■ Your objective
Search the records that follow and extract every line containing the string "Development".

[Stored data entries]

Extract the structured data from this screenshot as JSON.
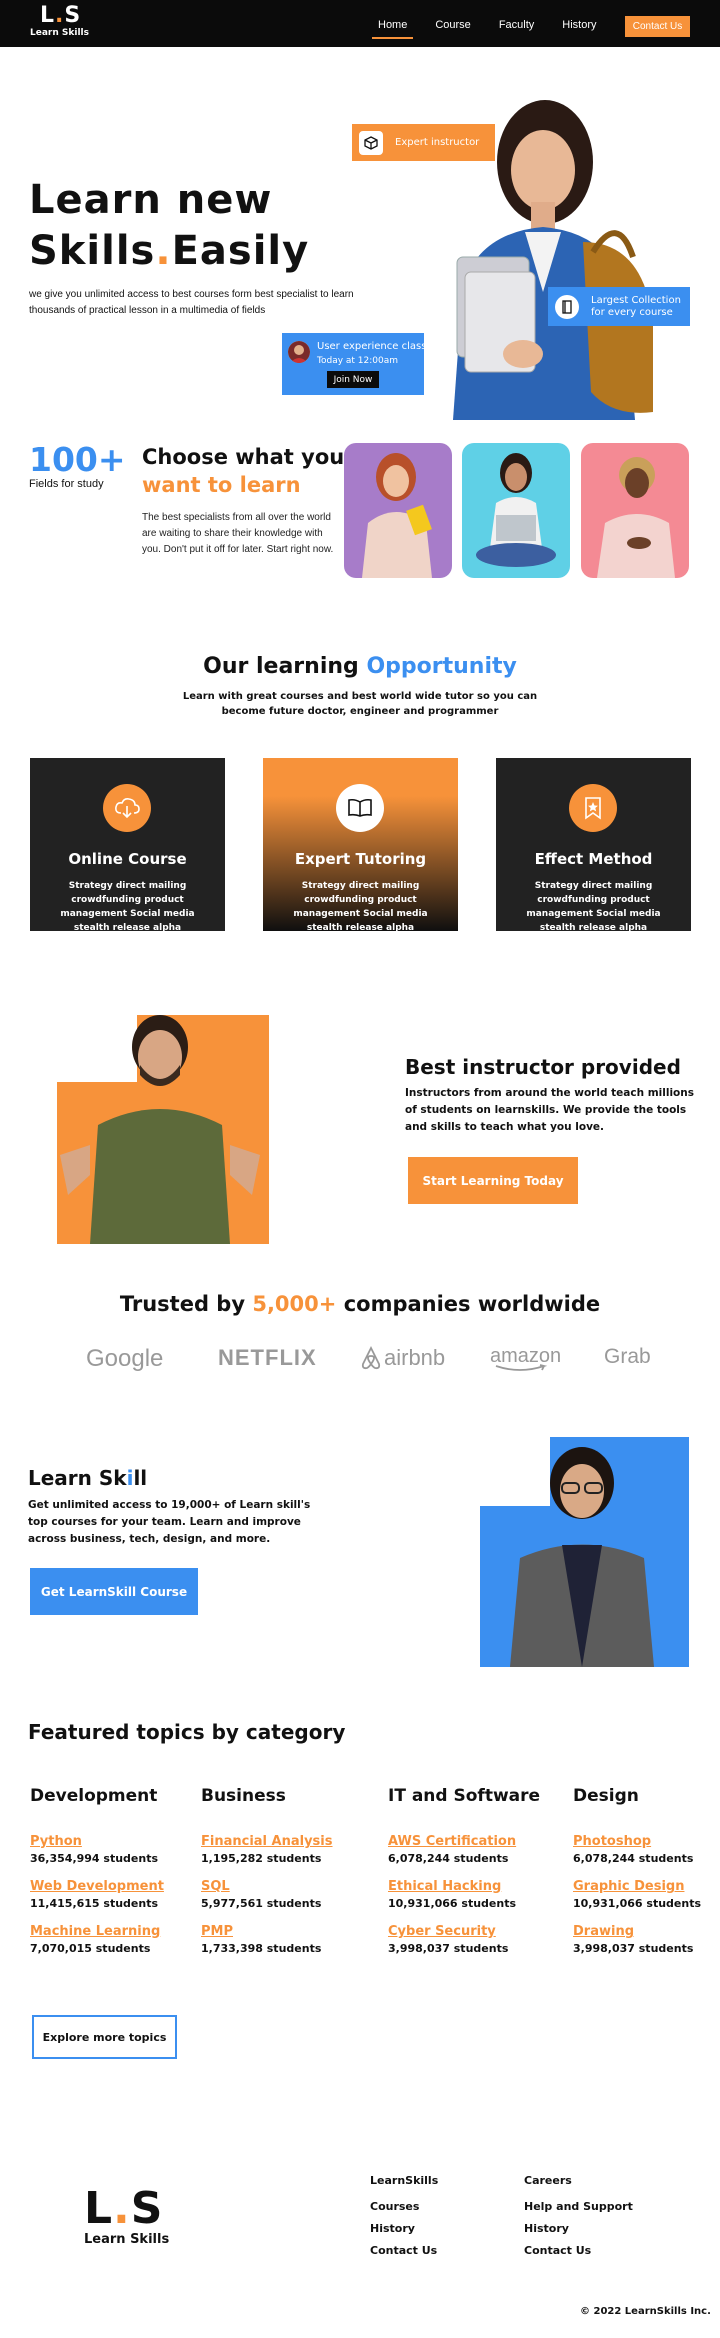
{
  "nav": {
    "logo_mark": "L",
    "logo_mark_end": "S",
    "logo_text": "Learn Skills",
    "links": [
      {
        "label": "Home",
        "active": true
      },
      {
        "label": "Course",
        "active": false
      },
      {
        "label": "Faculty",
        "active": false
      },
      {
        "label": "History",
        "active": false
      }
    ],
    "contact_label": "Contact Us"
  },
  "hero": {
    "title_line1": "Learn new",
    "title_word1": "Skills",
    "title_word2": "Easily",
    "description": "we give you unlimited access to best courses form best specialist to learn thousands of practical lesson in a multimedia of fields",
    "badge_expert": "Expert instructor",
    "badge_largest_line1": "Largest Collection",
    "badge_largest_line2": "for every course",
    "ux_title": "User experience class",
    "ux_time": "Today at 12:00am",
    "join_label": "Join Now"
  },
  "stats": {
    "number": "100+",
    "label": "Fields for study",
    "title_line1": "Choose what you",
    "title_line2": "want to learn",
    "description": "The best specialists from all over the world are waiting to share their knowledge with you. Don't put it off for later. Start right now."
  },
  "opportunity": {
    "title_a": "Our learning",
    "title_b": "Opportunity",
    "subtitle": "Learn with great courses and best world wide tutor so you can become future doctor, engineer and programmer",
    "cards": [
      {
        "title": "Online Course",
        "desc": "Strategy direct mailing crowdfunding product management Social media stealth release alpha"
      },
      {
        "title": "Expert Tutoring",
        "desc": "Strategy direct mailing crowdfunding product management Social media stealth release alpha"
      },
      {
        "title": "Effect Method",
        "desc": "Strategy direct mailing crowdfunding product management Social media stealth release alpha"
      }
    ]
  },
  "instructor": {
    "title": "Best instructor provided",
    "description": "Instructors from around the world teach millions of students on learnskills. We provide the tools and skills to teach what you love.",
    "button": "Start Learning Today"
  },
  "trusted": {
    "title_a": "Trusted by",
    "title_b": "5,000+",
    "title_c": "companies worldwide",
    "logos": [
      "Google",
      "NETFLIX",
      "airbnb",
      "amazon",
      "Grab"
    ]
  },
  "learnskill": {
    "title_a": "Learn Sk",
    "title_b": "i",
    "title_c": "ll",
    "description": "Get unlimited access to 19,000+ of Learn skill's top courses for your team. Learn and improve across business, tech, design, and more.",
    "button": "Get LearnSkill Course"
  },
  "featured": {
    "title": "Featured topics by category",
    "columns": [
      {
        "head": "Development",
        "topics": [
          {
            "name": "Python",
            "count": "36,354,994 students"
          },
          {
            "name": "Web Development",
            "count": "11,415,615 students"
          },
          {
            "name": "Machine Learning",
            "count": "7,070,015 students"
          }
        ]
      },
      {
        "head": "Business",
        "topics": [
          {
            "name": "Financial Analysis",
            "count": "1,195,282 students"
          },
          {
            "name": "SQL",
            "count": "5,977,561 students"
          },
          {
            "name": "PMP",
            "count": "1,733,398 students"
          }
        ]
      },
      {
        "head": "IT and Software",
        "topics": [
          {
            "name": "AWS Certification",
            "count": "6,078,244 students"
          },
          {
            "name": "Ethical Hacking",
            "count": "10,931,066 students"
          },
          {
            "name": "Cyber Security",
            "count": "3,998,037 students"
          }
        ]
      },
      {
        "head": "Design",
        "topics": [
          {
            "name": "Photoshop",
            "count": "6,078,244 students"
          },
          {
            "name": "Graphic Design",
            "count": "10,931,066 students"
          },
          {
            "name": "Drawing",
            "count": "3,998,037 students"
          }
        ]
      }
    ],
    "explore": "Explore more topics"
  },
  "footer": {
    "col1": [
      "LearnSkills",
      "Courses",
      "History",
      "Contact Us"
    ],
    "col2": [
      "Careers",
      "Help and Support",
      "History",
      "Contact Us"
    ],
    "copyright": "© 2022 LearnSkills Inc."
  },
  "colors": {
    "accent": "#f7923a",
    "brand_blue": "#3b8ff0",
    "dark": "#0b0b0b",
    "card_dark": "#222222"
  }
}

■ Task solution
        "head": "Development",
            "name": "Web Development",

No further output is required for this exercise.